(Figure record listings)
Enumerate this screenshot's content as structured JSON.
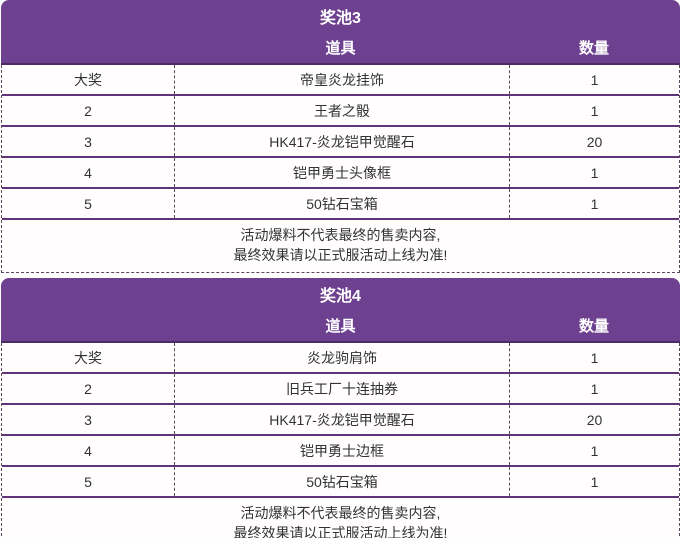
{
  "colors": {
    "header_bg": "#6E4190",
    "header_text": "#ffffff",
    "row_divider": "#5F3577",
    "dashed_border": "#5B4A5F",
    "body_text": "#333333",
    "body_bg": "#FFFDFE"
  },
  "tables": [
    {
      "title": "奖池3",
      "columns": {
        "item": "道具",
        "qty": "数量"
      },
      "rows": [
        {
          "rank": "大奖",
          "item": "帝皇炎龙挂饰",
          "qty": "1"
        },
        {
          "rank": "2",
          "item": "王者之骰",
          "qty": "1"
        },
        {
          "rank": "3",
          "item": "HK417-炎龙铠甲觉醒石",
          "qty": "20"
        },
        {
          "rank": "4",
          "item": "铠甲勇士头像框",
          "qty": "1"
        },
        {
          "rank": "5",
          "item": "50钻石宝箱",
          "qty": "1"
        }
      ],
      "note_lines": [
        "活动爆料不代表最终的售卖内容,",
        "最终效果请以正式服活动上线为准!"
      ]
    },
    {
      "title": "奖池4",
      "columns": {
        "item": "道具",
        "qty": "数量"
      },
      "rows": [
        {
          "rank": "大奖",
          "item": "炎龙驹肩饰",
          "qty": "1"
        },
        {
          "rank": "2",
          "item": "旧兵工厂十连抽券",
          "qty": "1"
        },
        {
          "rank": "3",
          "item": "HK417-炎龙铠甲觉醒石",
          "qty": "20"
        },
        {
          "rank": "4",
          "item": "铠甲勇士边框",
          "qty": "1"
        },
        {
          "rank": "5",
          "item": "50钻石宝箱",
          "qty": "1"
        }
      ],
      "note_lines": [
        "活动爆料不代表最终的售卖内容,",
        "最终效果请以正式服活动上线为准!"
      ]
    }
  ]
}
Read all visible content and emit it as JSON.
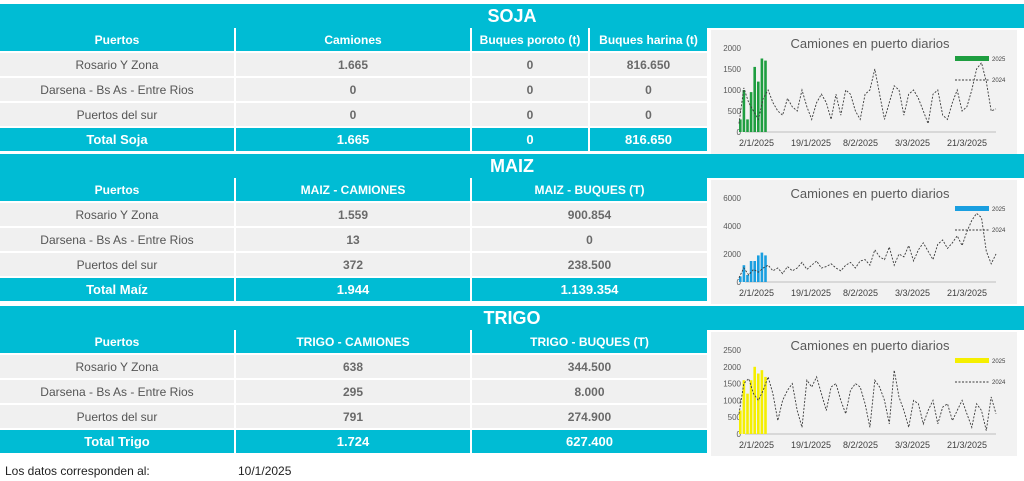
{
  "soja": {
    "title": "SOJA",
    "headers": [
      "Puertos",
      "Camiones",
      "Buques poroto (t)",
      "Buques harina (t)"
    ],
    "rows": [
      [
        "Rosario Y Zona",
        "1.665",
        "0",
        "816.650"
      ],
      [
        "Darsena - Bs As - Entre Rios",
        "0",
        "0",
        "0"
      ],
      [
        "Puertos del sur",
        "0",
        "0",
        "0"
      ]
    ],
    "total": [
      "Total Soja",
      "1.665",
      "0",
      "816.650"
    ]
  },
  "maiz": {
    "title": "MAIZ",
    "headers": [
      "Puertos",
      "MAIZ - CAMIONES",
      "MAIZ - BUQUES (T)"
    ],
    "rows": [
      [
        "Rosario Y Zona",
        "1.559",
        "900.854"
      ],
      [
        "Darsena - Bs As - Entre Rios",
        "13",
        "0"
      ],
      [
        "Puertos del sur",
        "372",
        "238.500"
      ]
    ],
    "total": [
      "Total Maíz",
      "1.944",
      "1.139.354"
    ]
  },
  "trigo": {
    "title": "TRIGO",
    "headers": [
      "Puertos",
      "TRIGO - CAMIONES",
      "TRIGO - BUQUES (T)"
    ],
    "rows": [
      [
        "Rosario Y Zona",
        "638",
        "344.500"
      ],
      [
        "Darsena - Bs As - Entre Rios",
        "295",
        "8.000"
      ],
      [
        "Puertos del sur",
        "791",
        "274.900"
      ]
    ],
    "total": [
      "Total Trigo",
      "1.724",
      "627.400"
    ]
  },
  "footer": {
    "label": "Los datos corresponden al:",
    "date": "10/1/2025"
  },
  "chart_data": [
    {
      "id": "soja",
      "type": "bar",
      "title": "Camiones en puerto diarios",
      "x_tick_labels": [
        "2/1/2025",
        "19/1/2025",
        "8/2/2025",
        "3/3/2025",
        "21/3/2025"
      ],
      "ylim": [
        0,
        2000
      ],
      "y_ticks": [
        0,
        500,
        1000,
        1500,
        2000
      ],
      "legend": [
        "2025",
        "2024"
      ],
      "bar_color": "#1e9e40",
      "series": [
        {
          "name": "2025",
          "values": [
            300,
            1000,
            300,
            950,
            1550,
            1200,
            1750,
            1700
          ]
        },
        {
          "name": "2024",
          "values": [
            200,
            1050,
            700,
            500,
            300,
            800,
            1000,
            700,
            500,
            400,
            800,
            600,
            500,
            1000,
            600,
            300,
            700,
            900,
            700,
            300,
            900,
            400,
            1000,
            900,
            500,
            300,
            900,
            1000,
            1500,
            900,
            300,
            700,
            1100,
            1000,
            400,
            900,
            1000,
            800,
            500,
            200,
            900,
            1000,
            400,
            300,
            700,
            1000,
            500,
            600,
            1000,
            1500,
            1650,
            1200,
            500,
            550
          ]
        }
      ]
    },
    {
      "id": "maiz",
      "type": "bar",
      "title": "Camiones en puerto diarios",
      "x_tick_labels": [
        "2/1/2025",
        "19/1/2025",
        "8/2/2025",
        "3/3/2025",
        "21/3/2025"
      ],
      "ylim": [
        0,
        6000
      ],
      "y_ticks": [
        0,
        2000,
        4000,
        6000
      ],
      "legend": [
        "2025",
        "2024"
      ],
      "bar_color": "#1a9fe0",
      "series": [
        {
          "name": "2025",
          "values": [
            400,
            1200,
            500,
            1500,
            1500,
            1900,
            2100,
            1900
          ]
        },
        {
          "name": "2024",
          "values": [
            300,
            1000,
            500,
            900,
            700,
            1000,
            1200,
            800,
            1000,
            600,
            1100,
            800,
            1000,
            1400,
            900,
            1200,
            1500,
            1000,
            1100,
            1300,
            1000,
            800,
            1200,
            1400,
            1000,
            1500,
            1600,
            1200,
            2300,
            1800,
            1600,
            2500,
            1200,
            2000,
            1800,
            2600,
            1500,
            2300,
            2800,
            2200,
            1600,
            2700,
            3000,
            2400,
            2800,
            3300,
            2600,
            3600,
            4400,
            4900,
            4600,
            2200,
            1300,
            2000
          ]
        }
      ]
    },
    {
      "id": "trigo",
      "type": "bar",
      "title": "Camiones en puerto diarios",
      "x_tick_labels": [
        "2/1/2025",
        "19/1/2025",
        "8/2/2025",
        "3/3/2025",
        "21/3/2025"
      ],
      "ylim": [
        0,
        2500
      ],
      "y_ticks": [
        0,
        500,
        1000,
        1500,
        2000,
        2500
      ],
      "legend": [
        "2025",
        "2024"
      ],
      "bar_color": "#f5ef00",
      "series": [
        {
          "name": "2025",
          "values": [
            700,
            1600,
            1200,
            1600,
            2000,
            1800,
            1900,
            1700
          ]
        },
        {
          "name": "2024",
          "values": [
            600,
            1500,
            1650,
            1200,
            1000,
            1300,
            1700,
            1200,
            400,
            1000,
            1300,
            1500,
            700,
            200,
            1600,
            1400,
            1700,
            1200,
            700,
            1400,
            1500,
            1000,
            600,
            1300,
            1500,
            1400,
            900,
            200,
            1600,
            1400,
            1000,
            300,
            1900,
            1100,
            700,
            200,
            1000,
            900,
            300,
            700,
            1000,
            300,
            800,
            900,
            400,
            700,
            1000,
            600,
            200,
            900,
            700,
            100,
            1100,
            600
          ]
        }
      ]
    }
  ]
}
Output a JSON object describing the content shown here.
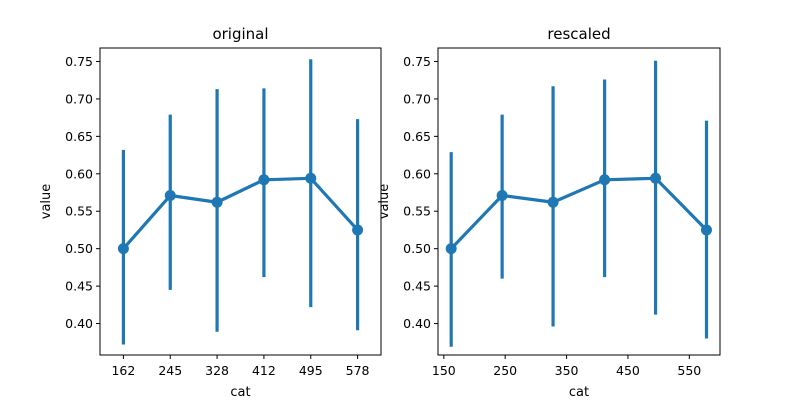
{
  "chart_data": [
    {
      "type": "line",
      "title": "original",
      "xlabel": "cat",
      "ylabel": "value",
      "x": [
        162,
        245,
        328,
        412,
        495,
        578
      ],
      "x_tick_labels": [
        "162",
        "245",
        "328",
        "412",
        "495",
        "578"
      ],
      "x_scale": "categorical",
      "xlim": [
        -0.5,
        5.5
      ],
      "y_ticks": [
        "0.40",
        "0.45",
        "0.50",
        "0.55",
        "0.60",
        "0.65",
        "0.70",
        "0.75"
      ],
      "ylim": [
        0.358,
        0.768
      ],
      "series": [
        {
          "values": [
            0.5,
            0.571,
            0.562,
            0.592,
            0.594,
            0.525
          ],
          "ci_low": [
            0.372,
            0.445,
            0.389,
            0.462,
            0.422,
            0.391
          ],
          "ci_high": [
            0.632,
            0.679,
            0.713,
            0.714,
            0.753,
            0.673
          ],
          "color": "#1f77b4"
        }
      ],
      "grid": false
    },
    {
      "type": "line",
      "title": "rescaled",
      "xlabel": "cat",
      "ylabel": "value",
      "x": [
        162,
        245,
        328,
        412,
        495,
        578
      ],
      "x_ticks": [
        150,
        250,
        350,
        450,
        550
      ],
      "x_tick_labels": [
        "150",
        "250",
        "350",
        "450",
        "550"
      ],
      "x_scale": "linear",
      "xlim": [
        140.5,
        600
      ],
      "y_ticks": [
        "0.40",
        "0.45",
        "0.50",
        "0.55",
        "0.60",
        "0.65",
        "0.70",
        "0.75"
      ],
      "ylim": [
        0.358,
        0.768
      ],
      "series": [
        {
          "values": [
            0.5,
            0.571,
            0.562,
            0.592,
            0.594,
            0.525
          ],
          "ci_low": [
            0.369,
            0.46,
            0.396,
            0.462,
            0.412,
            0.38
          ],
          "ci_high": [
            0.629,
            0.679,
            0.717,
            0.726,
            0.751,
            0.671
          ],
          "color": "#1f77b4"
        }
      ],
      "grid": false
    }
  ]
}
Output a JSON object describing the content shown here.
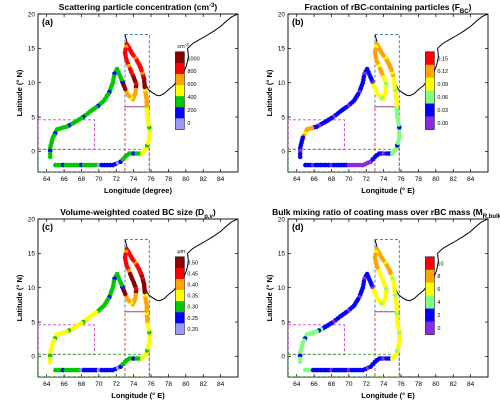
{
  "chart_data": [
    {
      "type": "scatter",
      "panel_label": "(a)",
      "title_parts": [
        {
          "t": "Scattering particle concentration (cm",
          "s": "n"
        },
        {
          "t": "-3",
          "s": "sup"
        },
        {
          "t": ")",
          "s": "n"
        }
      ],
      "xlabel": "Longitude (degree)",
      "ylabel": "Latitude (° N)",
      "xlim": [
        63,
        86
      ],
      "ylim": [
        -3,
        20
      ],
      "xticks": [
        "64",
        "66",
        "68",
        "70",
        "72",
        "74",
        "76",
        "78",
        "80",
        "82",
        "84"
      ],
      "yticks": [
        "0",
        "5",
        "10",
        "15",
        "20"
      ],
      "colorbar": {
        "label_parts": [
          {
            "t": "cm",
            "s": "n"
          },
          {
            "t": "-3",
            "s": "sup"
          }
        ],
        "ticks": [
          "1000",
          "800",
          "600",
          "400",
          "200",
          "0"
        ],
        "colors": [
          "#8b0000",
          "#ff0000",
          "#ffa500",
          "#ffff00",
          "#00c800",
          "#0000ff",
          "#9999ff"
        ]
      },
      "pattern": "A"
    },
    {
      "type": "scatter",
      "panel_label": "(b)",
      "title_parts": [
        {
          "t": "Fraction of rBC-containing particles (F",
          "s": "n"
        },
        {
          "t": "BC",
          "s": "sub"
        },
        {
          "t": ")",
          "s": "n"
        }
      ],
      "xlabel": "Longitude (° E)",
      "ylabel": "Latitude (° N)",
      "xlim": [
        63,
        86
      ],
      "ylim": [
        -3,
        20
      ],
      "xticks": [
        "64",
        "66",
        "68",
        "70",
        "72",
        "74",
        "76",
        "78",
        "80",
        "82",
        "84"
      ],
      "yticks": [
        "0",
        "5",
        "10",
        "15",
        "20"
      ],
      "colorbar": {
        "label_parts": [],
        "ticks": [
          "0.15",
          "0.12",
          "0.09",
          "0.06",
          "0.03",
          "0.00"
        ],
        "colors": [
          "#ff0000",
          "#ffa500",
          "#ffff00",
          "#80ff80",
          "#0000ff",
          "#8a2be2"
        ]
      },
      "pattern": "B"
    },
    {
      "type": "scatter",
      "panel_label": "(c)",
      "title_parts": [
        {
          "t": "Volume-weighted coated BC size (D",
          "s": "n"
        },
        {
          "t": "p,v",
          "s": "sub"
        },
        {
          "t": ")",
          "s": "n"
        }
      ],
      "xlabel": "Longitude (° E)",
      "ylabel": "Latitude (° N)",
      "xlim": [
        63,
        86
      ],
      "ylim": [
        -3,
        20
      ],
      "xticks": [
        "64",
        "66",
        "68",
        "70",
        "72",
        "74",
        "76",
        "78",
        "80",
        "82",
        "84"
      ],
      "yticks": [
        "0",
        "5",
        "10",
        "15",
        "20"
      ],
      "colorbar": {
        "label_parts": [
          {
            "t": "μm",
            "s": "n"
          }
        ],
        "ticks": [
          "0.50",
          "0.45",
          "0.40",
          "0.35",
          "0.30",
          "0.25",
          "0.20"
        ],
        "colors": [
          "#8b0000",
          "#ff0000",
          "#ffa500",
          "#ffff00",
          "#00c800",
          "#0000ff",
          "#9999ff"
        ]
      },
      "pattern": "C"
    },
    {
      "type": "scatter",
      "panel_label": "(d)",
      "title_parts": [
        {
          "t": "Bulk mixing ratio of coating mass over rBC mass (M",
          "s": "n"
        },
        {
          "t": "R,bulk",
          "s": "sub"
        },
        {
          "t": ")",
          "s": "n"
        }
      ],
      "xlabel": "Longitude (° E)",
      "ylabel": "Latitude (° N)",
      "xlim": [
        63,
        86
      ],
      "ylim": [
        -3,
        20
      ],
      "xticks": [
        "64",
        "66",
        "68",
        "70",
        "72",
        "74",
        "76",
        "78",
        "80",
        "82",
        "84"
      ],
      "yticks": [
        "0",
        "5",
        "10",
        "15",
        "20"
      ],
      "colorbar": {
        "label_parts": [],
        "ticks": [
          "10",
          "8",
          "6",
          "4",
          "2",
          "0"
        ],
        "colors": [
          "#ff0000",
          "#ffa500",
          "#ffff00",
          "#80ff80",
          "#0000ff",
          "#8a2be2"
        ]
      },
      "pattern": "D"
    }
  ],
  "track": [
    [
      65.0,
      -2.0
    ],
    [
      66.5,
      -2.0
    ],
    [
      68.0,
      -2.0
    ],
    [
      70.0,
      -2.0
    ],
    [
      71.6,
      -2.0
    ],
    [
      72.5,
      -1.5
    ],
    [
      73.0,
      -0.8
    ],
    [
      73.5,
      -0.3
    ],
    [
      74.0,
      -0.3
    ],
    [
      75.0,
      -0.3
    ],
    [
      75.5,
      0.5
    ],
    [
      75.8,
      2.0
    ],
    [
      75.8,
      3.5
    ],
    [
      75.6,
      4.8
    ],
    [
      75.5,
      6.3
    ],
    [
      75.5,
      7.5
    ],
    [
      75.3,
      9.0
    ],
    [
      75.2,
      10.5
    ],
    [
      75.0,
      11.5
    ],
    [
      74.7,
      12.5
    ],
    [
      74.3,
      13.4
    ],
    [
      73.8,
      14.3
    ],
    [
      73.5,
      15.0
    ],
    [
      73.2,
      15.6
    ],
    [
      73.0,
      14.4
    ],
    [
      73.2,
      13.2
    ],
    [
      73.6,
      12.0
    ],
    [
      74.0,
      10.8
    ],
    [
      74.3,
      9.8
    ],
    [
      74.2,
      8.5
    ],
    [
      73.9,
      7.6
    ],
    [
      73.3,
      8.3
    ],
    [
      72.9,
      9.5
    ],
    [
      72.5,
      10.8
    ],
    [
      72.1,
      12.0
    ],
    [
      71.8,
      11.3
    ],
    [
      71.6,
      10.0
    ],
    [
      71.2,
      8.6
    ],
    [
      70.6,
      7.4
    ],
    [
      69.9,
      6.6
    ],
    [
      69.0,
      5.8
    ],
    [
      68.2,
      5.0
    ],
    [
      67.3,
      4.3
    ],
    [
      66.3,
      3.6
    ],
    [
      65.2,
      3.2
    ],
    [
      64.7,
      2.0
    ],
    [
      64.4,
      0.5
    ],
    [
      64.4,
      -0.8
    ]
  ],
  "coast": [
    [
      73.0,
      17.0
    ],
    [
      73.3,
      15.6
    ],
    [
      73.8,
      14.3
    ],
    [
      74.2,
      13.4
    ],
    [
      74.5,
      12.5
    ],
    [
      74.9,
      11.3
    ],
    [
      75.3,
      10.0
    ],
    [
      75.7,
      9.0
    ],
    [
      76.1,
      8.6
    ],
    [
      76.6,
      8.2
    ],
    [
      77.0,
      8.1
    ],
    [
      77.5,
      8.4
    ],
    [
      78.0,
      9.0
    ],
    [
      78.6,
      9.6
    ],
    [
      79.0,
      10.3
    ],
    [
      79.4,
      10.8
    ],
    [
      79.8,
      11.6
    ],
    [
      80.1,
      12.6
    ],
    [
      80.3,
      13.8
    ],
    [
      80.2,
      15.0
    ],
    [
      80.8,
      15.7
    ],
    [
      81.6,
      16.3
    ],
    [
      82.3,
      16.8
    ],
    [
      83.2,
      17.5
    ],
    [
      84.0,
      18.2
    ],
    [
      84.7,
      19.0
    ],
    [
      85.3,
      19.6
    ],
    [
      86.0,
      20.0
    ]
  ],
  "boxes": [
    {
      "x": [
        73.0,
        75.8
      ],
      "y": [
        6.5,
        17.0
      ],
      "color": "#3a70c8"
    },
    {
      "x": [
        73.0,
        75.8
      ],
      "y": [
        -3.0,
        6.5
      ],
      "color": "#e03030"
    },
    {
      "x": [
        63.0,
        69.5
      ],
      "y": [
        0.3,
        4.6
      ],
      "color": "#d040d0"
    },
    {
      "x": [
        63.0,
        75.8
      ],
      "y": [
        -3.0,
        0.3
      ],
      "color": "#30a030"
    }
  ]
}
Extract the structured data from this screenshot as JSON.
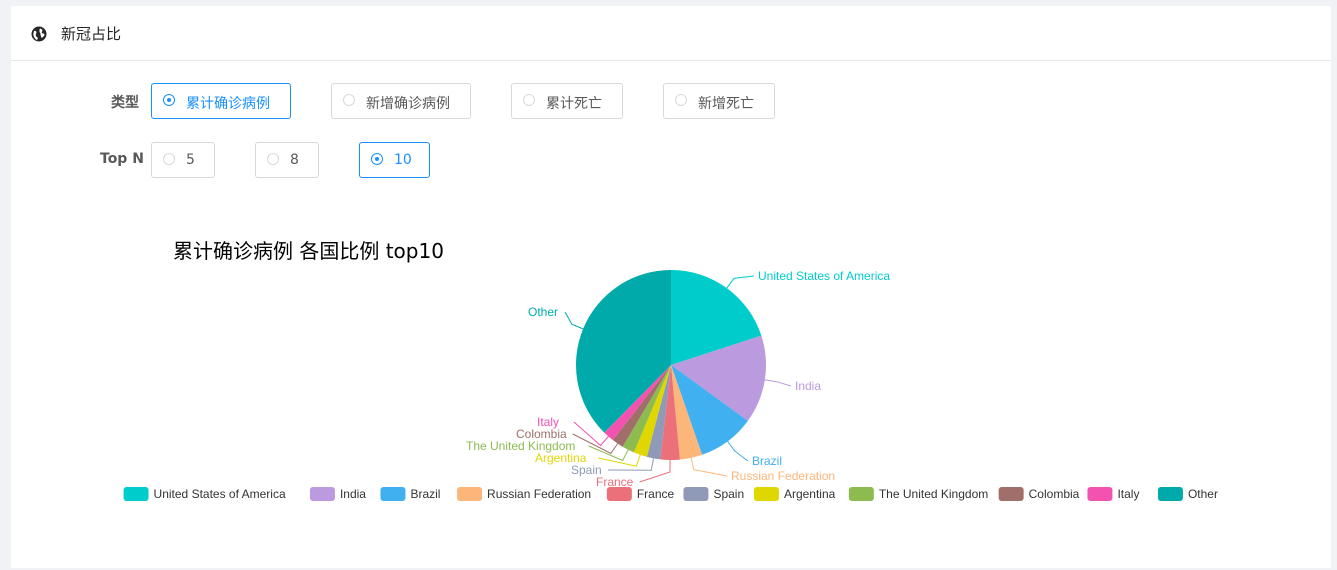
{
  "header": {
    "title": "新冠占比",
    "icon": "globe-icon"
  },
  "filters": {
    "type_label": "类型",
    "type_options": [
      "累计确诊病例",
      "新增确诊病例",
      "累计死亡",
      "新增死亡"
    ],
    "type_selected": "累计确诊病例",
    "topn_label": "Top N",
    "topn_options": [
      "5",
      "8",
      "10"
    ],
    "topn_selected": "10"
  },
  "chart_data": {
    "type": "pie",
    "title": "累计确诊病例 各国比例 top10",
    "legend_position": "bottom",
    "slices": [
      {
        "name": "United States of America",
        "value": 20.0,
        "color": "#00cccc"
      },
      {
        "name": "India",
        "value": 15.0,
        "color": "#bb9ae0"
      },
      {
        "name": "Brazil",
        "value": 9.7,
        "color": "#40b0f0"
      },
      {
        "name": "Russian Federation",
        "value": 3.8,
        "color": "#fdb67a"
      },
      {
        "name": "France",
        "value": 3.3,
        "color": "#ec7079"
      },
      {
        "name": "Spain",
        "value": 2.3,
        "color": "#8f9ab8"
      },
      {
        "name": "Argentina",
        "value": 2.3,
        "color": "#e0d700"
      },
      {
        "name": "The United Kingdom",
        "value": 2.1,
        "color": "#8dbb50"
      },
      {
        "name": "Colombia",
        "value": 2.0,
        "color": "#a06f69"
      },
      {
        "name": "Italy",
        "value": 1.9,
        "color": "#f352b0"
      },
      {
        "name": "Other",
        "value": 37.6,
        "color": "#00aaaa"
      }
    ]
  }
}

REQUIRED WORK >>
Take the line containing "Extract the structured" and every line after it up to the end of the data, and write them out exactly, without the pictures.

CORRECT RESPONSE >>
Extract the structured data from this screenshot as JSON.
{
  "header": {
    "title": "新冠占比",
    "icon": "globe-icon"
  },
  "filters": {
    "type_label": "类型",
    "type_options": [
      "累计确诊病例",
      "新增确诊病例",
      "累计死亡",
      "新增死亡"
    ],
    "type_selected": "累计确诊病例",
    "topn_label": "Top N",
    "topn_options": [
      "5",
      "8",
      "10"
    ],
    "topn_selected": "10"
  },
  "chart_data": {
    "type": "pie",
    "title": "累计确诊病例 各国比例 top10",
    "legend_position": "bottom",
    "slices": [
      {
        "name": "United States of America",
        "value": 20.0,
        "color": "#00cccc"
      },
      {
        "name": "India",
        "value": 15.0,
        "color": "#bb9ae0"
      },
      {
        "name": "Brazil",
        "value": 9.7,
        "color": "#40b0f0"
      },
      {
        "name": "Russian Federation",
        "value": 3.8,
        "color": "#fdb67a"
      },
      {
        "name": "France",
        "value": 3.3,
        "color": "#ec7079"
      },
      {
        "name": "Spain",
        "value": 2.3,
        "color": "#8f9ab8"
      },
      {
        "name": "Argentina",
        "value": 2.3,
        "color": "#e0d700"
      },
      {
        "name": "The United Kingdom",
        "value": 2.1,
        "color": "#8dbb50"
      },
      {
        "name": "Colombia",
        "value": 2.0,
        "color": "#a06f69"
      },
      {
        "name": "Italy",
        "value": 1.9,
        "color": "#f352b0"
      },
      {
        "name": "Other",
        "value": 37.6,
        "color": "#00aaaa"
      }
    ]
  }
}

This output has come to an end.